### [Exercise details]
Repeat the records exactly, from the first line through the line that contains "x-tick-label: 2005 (524, 1235, 671, 1309)", including that line.

Records from a data collection:
---------------

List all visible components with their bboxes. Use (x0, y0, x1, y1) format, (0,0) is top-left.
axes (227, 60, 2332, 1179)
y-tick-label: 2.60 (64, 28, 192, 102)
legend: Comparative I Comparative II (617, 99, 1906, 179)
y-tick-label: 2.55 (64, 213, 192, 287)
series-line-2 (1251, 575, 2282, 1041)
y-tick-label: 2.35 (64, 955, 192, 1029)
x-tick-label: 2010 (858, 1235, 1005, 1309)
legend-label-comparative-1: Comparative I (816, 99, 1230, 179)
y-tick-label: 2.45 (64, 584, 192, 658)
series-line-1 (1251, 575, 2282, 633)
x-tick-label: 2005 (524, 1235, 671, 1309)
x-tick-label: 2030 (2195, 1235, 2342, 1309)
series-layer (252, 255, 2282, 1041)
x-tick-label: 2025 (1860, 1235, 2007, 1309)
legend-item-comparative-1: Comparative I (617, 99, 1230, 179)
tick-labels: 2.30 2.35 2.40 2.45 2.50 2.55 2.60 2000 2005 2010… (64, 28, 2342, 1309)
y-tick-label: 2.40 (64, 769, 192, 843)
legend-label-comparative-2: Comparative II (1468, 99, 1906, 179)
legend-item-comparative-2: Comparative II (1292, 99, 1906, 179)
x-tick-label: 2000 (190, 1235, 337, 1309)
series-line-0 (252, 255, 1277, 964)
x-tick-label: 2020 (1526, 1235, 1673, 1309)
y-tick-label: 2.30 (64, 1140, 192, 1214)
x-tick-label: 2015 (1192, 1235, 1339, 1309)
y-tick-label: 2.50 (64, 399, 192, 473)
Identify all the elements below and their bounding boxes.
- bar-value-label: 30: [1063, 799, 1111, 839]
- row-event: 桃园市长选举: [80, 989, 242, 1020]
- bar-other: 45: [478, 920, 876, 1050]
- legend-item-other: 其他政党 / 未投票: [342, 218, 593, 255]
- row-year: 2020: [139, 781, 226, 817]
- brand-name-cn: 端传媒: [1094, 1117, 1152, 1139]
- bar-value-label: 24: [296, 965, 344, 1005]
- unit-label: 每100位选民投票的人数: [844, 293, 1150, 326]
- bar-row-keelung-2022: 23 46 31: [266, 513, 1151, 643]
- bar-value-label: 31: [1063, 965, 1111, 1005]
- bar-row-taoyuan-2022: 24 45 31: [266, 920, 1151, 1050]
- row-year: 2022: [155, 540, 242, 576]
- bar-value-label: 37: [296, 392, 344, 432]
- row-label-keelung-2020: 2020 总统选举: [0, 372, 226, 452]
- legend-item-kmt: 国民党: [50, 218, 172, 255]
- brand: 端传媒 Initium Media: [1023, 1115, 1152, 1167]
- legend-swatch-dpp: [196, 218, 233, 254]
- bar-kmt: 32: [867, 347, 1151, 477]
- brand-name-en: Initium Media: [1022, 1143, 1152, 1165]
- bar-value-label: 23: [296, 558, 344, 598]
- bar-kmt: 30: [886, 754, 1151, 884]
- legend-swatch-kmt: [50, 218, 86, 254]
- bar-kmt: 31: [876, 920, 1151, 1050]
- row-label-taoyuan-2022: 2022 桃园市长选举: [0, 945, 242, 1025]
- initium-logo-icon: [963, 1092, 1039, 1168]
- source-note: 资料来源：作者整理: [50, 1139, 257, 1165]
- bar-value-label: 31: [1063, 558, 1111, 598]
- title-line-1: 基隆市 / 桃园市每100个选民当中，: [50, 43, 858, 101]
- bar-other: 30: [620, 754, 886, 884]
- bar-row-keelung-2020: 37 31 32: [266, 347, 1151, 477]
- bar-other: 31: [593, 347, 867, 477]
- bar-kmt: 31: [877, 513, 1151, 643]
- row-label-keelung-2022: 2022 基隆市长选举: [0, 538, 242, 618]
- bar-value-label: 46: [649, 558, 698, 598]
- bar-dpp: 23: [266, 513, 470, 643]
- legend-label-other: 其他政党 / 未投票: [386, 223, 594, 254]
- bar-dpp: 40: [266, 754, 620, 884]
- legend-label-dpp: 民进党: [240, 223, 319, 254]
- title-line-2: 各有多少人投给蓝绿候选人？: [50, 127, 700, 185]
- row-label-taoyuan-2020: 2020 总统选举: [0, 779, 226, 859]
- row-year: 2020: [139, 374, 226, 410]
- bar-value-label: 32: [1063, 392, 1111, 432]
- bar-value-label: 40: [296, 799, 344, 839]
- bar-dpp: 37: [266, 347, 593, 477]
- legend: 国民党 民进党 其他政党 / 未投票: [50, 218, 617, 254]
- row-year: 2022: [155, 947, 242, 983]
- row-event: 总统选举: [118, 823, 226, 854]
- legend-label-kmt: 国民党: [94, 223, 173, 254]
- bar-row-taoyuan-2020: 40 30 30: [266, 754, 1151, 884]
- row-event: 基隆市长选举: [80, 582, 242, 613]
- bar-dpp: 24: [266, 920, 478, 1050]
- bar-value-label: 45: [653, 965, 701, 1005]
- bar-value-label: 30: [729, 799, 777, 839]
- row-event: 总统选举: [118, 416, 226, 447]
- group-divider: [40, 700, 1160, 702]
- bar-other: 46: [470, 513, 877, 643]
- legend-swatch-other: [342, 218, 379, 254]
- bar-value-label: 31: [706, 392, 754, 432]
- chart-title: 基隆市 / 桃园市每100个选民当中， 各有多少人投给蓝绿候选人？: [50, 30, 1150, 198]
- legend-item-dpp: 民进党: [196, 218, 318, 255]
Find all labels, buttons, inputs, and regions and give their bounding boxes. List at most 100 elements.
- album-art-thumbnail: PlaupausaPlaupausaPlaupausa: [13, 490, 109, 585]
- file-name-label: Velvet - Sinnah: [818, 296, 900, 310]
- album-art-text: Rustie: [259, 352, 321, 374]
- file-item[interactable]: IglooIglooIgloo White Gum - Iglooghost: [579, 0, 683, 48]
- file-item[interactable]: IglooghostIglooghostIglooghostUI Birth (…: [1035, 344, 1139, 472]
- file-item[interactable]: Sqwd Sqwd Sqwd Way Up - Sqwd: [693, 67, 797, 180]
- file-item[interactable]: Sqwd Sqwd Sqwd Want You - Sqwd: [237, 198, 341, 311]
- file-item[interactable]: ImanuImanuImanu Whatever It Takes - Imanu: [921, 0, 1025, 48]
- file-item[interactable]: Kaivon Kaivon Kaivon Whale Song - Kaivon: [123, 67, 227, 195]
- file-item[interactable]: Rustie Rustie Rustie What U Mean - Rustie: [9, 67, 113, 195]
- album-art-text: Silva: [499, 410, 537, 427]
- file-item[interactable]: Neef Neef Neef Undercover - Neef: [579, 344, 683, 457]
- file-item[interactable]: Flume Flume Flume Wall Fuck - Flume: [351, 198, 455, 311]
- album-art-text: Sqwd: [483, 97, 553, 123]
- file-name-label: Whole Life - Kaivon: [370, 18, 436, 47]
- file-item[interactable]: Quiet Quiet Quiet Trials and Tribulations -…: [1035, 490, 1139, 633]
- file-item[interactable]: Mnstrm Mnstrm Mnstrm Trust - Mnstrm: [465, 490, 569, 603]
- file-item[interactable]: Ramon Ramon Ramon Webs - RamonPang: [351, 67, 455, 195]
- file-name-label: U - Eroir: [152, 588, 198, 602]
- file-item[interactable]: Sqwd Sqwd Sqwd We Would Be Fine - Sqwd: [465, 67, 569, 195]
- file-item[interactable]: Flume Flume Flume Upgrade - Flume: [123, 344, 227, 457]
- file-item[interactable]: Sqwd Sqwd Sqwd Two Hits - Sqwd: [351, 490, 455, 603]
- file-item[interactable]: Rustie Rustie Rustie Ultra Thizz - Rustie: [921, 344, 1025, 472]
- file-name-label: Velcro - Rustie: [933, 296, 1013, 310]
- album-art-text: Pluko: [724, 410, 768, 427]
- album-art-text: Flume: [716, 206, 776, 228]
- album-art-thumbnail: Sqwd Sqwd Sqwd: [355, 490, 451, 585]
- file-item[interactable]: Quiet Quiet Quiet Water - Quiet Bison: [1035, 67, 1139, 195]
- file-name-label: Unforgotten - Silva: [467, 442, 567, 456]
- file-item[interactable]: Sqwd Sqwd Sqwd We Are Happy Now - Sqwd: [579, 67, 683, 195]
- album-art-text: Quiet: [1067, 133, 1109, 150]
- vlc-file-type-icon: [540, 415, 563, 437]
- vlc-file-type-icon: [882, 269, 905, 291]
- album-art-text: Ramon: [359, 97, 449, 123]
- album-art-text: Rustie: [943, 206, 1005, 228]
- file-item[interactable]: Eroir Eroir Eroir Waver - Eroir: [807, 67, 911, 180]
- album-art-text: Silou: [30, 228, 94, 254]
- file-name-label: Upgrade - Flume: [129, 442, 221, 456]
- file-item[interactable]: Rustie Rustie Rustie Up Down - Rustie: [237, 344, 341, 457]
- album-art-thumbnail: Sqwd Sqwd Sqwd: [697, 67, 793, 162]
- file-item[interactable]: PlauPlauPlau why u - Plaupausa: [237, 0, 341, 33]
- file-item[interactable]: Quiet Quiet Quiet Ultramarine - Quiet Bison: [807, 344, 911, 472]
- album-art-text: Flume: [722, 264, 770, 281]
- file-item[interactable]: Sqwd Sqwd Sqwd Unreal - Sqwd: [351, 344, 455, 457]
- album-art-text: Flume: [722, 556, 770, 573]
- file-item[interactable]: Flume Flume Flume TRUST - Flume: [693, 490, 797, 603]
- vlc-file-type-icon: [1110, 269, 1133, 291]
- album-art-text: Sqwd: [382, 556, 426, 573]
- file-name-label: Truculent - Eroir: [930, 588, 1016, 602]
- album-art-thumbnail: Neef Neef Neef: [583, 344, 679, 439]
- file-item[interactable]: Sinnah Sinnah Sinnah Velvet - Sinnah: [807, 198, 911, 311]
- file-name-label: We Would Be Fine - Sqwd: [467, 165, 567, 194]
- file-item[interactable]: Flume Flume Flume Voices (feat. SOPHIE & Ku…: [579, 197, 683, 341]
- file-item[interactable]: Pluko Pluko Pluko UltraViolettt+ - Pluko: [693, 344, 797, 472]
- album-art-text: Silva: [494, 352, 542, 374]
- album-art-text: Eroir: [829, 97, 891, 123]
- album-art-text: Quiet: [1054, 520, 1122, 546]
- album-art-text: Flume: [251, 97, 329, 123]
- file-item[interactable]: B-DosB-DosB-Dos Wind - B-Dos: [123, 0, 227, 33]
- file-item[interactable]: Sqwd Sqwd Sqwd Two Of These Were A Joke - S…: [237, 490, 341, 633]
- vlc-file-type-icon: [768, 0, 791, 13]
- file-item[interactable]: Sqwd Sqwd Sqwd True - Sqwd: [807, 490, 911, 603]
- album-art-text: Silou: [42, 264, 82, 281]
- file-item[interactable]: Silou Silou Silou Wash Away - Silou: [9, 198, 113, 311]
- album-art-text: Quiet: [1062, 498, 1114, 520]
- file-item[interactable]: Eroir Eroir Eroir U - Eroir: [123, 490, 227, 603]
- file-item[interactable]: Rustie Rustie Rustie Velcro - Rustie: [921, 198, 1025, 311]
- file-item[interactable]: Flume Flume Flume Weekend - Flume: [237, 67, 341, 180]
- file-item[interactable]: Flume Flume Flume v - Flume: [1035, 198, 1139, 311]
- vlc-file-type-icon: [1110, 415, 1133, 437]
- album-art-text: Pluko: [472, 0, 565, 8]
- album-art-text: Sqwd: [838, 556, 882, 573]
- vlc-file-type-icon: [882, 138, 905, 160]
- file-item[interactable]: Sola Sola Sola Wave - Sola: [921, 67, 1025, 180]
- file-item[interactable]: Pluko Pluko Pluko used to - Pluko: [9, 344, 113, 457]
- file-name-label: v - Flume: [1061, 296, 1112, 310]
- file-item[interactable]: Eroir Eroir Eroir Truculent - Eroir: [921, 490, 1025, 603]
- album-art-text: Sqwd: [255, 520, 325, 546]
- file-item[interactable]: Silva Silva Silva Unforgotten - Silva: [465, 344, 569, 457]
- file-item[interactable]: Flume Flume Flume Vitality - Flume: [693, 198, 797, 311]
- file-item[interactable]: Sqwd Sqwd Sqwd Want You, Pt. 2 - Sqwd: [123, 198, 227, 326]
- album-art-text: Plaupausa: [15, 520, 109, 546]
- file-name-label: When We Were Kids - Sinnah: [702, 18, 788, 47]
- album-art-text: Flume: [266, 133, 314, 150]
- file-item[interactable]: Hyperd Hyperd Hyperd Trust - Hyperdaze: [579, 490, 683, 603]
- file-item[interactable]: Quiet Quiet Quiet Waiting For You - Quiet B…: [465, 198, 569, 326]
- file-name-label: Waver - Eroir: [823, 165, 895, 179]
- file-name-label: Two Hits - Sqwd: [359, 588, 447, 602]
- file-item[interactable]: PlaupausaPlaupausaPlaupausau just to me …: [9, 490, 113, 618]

---------------

### [Response to this exercise]
List all visible components with their bboxes. Use (x0, y0, x1, y1) format, (0,0) is top-left.
axes (227, 60, 2332, 1179)
y-tick-label: 2.60 (64, 28, 192, 102)
legend: Comparative I Comparative II (617, 99, 1906, 179)
y-tick-label: 2.55 (64, 213, 192, 287)
series-line-2 (1251, 575, 2282, 1041)
y-tick-label: 2.35 (64, 955, 192, 1029)
x-tick-label: 2010 (858, 1235, 1005, 1309)
legend-label-comparative-1: Comparative I (816, 99, 1230, 179)
y-tick-label: 2.45 (64, 584, 192, 658)
series-line-1 (1251, 575, 2282, 633)
x-tick-label: 2005 (524, 1235, 671, 1309)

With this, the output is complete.